> **MATERIAL FOR THIS EXERCISE**:
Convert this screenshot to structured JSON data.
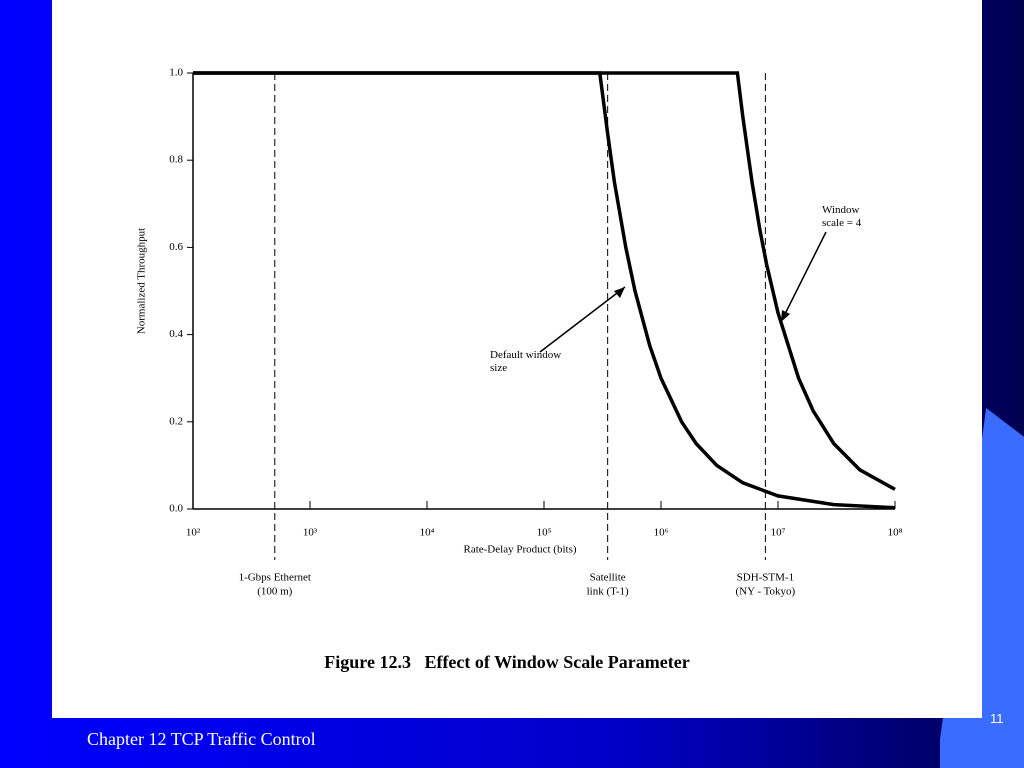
{
  "slide": {
    "footer": "Chapter 12 TCP Traffic Control",
    "page_number": "11"
  },
  "chart_data": {
    "type": "line",
    "title": "Figure 12.3   Effect of Window Scale Parameter",
    "x_label": "Rate-Delay Product (bits)",
    "y_label": "Normalized Throughput",
    "x_scale": "log",
    "xlim": [
      100,
      100000000
    ],
    "xticks": [
      {
        "value": 100,
        "label": "10²"
      },
      {
        "value": 1000,
        "label": "10³"
      },
      {
        "value": 10000,
        "label": "10⁴"
      },
      {
        "value": 100000,
        "label": "10⁵"
      },
      {
        "value": 1000000,
        "label": "10⁶"
      },
      {
        "value": 10000000,
        "label": "10⁷"
      },
      {
        "value": 100000000,
        "label": "10⁸"
      }
    ],
    "ylim": [
      0,
      1
    ],
    "yticks": [
      {
        "value": 0,
        "label": "0.0"
      },
      0.2,
      0.4,
      0.6,
      0.8,
      {
        "value": 1,
        "label": "1.0"
      }
    ],
    "series": [
      {
        "name": "Default window size",
        "color": "#000000",
        "x": [
          100,
          300000,
          350000,
          400000,
          500000,
          600000,
          800000,
          1000000,
          1500000,
          2000000,
          3000000,
          5000000,
          10000000,
          30000000,
          100000000
        ],
        "values": [
          1,
          1,
          0.86,
          0.75,
          0.6,
          0.5,
          0.375,
          0.3,
          0.2,
          0.15,
          0.1,
          0.06,
          0.03,
          0.01,
          0.003
        ]
      },
      {
        "name": "Window scale = 4",
        "color": "#000000",
        "x": [
          100,
          4500000,
          5000000,
          6000000,
          7000000,
          8000000,
          10000000,
          15000000,
          20000000,
          30000000,
          50000000,
          100000000
        ],
        "values": [
          1,
          1,
          0.9,
          0.75,
          0.64,
          0.56,
          0.45,
          0.3,
          0.225,
          0.15,
          0.09,
          0.045
        ]
      }
    ],
    "reference_lines": [
      {
        "x": 500,
        "label": [
          "1-Gbps Ethernet",
          "(100 m)"
        ]
      },
      {
        "x": 350000,
        "label": [
          "Satellite",
          "link (T-1)"
        ]
      },
      {
        "x": 7800000,
        "label": [
          "SDH-STM-1",
          "(NY - Tokyo)"
        ]
      }
    ]
  }
}
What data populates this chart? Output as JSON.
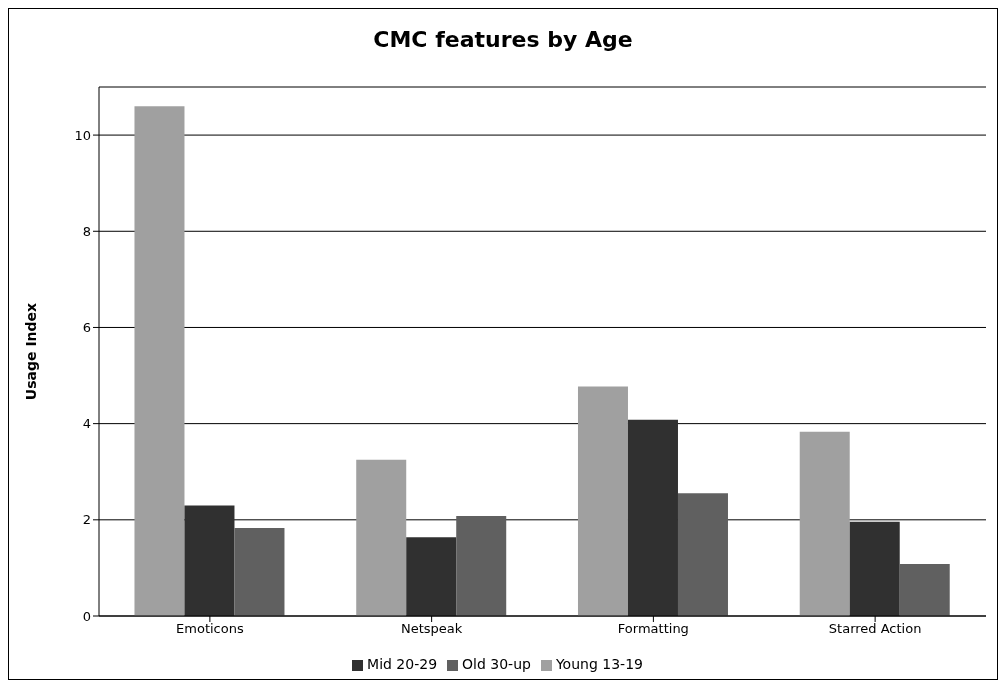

> **GOAL**:
Search the entries for the string "JSON" and collect each line that has it.

> **OUTPUT**:
Convert this screenshot to structured JSON data.
What data populates this chart? Output as JSON.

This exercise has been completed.